Go through the records below line by line, counting those that contain the word "Hold"; answer with the count only.
== RECORDS FOR THIS EXERCISE
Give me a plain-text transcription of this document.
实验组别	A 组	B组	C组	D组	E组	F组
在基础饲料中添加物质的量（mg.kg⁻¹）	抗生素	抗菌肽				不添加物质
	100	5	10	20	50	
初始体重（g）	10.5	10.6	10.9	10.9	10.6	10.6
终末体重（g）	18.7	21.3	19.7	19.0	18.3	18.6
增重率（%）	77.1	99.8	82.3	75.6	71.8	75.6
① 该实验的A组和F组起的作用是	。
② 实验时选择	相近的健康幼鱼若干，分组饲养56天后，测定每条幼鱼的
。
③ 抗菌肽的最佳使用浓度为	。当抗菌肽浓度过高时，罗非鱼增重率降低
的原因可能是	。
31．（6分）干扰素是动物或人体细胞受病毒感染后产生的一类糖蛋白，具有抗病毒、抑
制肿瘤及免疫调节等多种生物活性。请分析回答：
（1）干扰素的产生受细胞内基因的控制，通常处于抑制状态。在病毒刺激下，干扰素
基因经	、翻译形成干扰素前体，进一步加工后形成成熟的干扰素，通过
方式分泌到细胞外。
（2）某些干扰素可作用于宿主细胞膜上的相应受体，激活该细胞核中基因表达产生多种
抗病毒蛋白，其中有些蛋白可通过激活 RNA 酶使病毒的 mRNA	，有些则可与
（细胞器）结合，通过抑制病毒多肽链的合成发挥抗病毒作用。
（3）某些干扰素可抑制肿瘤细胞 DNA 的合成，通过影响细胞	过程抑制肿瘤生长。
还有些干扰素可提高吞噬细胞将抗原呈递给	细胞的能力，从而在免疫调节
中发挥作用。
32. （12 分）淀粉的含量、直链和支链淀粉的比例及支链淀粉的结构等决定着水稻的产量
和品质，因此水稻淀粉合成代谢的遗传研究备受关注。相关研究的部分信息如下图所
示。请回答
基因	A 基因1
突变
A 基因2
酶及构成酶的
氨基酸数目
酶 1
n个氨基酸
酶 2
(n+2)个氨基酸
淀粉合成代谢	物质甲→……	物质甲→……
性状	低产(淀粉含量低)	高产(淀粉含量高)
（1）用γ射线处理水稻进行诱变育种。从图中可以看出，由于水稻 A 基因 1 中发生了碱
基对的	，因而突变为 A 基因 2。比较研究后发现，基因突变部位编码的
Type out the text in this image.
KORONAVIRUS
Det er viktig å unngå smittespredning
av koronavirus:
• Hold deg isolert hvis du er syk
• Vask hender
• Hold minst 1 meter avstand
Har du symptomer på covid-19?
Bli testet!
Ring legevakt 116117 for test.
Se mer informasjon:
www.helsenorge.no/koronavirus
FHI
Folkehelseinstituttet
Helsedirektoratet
====
REPLY TO THE EXERCISE> 2